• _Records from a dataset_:
· · · · ·

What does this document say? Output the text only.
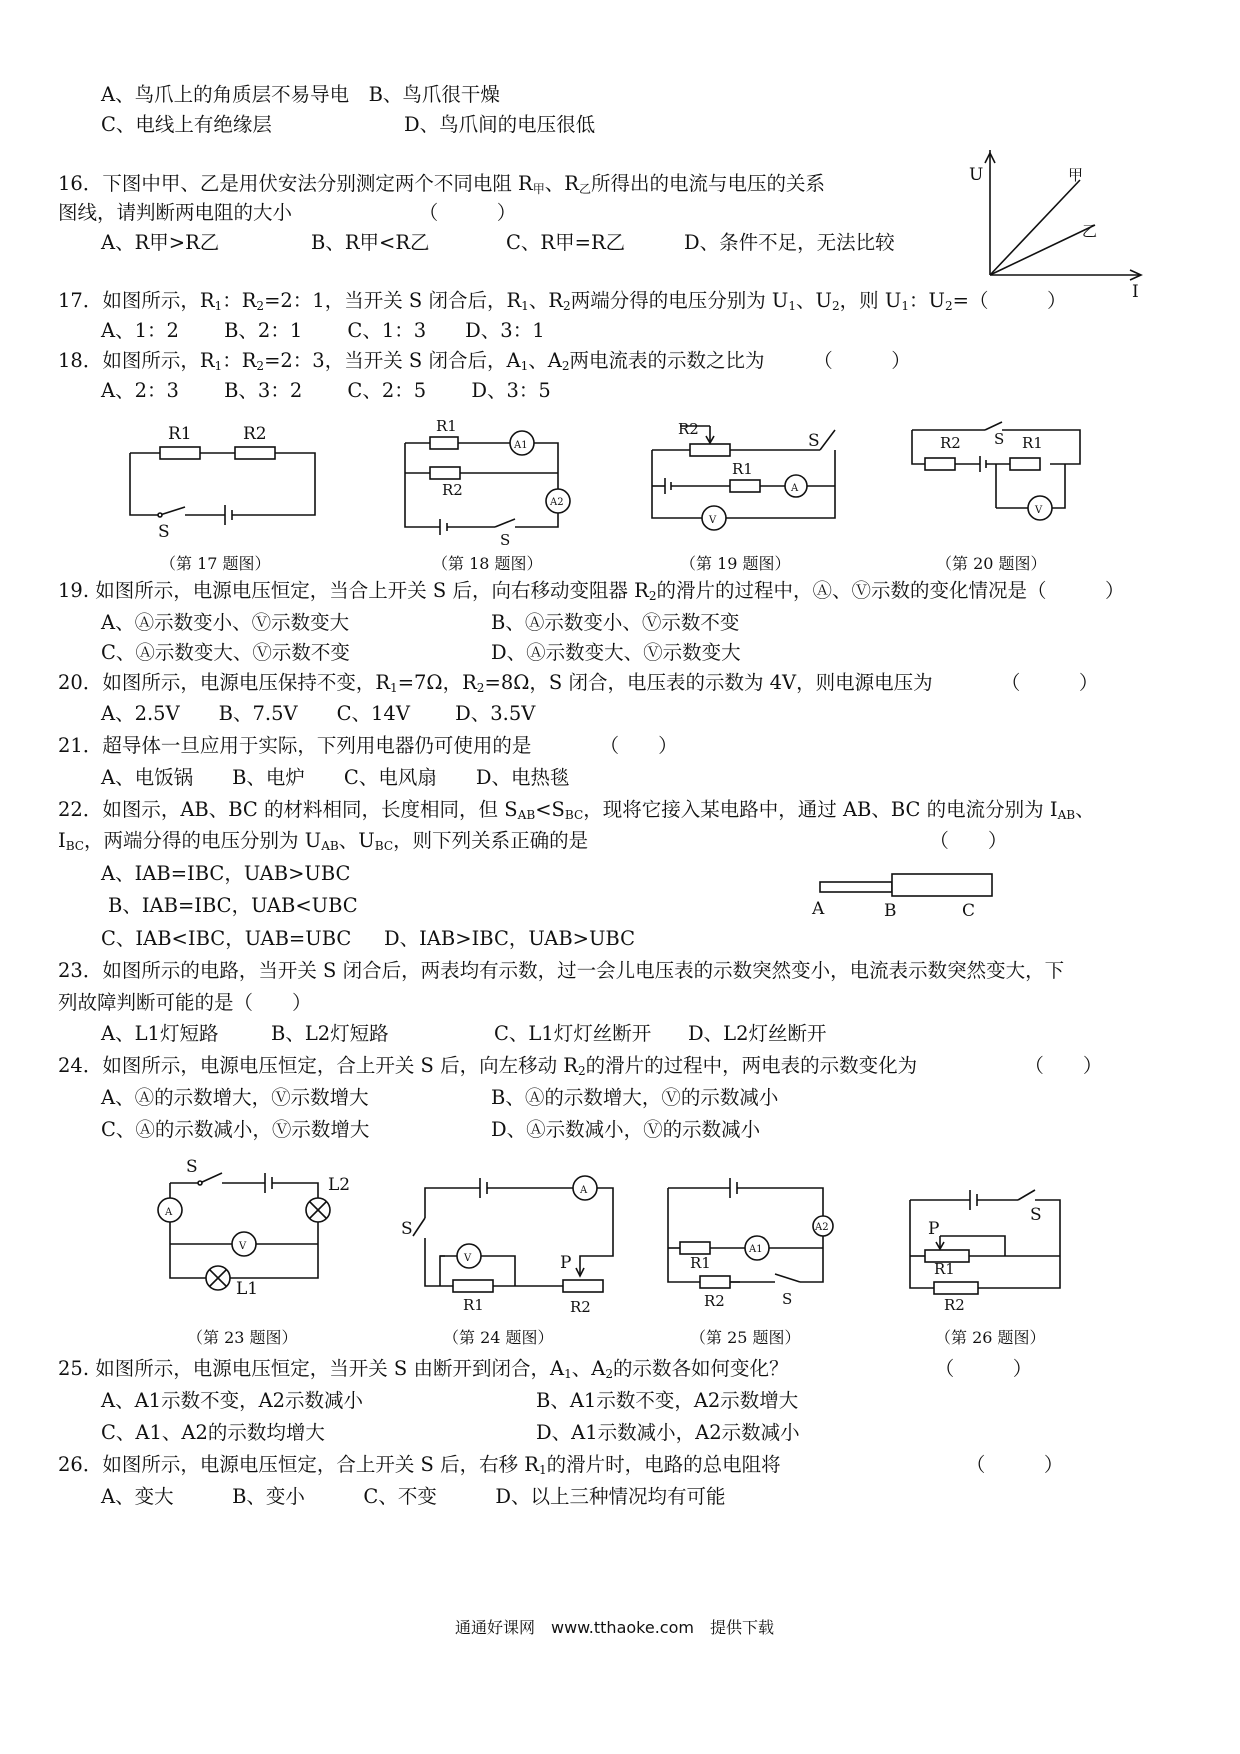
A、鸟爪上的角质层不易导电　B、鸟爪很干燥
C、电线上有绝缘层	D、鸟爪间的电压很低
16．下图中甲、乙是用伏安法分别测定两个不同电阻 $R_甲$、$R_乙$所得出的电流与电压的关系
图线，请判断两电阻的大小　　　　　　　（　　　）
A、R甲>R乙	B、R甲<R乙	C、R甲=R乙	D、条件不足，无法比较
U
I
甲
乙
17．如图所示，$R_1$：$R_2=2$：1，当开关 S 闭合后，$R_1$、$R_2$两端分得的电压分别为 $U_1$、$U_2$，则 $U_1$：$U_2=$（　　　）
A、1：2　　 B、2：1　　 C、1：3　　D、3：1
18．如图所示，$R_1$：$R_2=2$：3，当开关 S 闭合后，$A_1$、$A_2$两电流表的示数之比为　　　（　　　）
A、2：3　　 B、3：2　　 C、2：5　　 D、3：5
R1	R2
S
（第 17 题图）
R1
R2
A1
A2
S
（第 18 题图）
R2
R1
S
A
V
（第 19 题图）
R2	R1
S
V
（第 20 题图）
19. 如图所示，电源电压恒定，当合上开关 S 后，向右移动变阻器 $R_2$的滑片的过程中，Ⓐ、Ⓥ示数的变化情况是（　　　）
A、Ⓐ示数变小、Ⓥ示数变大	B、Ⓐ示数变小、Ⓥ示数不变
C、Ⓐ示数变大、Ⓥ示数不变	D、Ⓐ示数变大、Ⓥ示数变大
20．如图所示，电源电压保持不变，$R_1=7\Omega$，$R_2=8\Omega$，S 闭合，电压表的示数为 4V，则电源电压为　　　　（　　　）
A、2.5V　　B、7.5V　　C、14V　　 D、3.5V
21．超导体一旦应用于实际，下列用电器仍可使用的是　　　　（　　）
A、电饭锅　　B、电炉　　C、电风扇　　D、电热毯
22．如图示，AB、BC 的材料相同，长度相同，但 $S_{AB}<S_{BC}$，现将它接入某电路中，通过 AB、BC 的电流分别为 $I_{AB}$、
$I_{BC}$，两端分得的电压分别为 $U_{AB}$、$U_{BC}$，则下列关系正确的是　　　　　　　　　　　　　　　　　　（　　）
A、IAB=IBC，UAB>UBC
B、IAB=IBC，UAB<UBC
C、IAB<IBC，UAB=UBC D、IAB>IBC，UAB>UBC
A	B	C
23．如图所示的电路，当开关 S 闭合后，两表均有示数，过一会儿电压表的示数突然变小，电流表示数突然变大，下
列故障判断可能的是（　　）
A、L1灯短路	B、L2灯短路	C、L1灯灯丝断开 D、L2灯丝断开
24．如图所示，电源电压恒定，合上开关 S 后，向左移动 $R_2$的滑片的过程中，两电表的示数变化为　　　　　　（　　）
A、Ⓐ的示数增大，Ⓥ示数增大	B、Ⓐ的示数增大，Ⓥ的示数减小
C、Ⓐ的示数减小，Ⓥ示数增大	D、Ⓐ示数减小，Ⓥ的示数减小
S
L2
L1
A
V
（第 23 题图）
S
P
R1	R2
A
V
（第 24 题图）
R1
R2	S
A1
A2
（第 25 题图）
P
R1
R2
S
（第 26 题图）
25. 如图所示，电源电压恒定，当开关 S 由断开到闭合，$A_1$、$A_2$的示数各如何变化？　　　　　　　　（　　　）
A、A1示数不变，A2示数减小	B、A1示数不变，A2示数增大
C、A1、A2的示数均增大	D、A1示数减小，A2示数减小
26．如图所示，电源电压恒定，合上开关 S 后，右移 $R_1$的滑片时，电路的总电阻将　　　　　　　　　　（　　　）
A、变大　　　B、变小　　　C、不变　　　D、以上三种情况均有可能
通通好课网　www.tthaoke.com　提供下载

· · · · ·

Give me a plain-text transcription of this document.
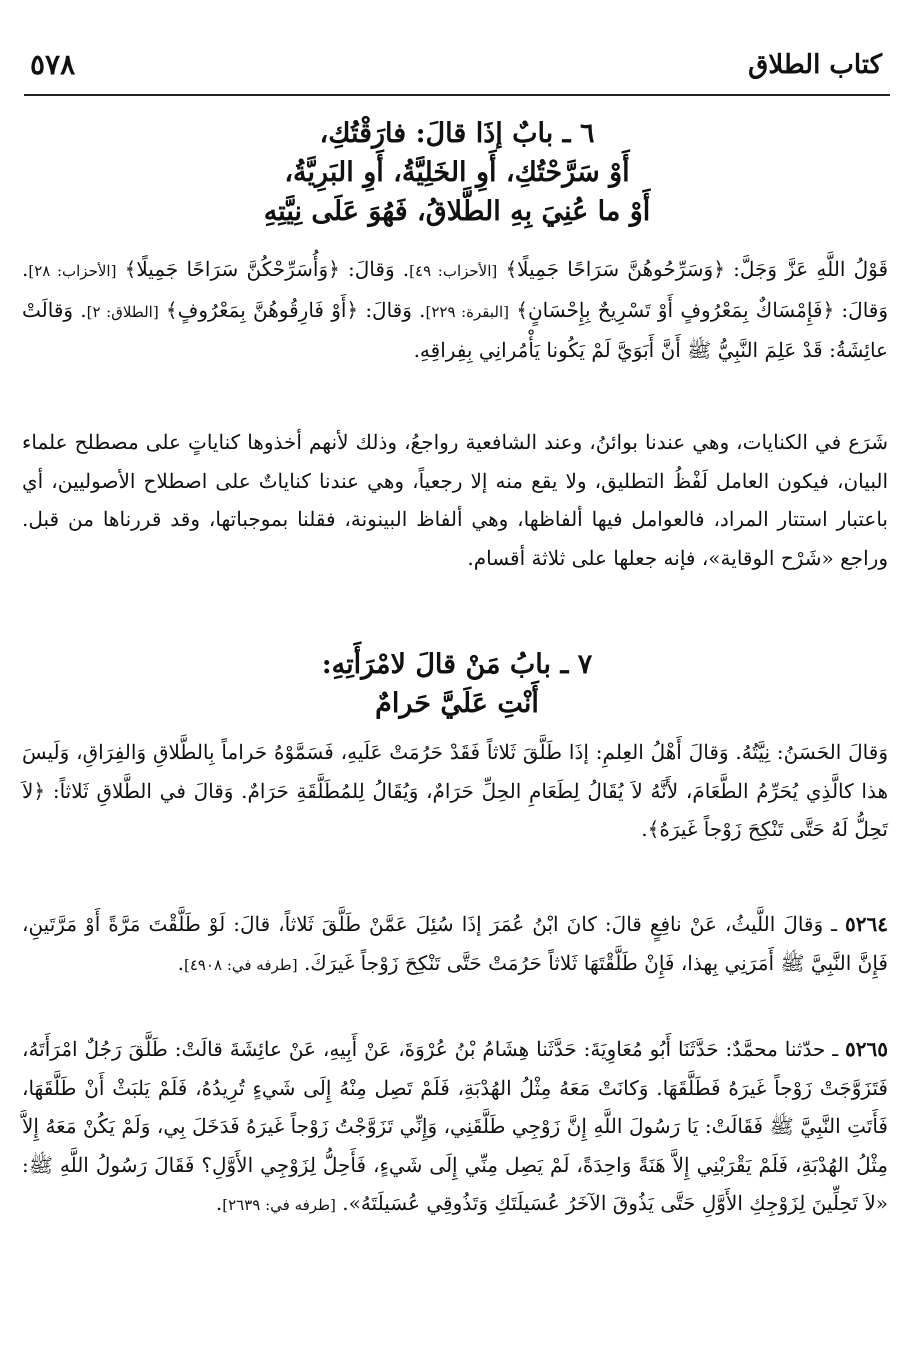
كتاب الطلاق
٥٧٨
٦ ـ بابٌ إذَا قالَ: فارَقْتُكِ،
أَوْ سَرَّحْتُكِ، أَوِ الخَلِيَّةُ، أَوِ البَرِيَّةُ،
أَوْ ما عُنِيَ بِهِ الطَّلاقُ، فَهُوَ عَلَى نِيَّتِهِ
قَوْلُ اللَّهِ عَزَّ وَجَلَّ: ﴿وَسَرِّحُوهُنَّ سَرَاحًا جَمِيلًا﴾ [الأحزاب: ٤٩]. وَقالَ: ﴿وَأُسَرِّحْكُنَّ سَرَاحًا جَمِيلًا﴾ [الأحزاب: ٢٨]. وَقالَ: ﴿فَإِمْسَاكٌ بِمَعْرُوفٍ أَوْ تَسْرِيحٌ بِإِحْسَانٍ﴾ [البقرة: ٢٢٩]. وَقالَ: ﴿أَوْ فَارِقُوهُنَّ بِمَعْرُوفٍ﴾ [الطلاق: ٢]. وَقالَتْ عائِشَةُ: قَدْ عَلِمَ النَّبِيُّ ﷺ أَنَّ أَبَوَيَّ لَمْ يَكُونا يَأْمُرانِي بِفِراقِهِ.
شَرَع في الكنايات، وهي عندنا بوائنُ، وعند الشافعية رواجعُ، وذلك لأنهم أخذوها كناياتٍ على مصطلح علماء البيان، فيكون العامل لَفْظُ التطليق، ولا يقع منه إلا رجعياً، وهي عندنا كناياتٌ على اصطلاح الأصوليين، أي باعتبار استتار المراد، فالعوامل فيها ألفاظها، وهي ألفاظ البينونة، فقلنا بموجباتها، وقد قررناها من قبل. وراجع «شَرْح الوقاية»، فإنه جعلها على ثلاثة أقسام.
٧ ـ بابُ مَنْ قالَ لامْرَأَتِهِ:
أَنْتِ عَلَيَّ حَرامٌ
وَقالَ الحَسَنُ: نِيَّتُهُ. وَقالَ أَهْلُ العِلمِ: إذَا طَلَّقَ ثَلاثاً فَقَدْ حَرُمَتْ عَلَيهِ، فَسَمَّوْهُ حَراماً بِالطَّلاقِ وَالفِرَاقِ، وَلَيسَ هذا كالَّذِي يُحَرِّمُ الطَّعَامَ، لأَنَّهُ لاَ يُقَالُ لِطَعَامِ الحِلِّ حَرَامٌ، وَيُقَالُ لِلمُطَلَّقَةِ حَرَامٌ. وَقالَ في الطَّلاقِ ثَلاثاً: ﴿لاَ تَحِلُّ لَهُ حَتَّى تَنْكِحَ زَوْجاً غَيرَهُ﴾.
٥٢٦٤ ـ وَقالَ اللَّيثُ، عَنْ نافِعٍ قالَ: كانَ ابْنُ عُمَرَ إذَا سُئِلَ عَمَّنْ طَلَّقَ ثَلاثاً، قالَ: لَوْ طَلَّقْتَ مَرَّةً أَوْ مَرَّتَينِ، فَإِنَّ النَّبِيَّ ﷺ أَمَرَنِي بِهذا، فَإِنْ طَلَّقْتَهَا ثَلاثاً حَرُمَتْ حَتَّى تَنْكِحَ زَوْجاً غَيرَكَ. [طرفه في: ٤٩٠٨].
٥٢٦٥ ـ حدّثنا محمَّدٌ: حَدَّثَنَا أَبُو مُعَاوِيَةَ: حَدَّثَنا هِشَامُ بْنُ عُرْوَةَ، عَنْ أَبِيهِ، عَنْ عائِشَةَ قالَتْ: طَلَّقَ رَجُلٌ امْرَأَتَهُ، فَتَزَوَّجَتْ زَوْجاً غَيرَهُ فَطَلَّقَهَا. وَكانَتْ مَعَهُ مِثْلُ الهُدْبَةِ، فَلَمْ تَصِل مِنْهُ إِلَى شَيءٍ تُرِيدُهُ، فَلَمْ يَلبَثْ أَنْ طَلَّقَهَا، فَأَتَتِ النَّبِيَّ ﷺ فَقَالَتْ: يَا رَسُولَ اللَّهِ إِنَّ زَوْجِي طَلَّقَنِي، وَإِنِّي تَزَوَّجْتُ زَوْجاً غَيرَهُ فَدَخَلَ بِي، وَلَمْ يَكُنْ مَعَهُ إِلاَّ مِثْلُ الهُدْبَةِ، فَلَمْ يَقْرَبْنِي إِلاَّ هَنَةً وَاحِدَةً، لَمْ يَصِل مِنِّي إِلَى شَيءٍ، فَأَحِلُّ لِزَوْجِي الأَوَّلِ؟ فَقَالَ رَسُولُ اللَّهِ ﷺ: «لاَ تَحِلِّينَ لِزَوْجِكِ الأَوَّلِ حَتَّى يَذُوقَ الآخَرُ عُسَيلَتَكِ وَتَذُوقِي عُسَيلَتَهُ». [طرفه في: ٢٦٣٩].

· · · · ·

• _Problem statement_: Filter out all lines lacking the word "的滑片的过程中" and copy the rest.

• _Complete answer_:
19. 如图所示，电源电压恒定，当合上开关 S 后，向右移动变阻器 $R_2$的滑片的过程中，Ⓐ、Ⓥ示数的变化情况是（　　　）
24．如图所示，电源电压恒定，合上开关 S 后，向左移动 $R_2$的滑片的过程中，两电表的示数变化为　　　　　　（　　）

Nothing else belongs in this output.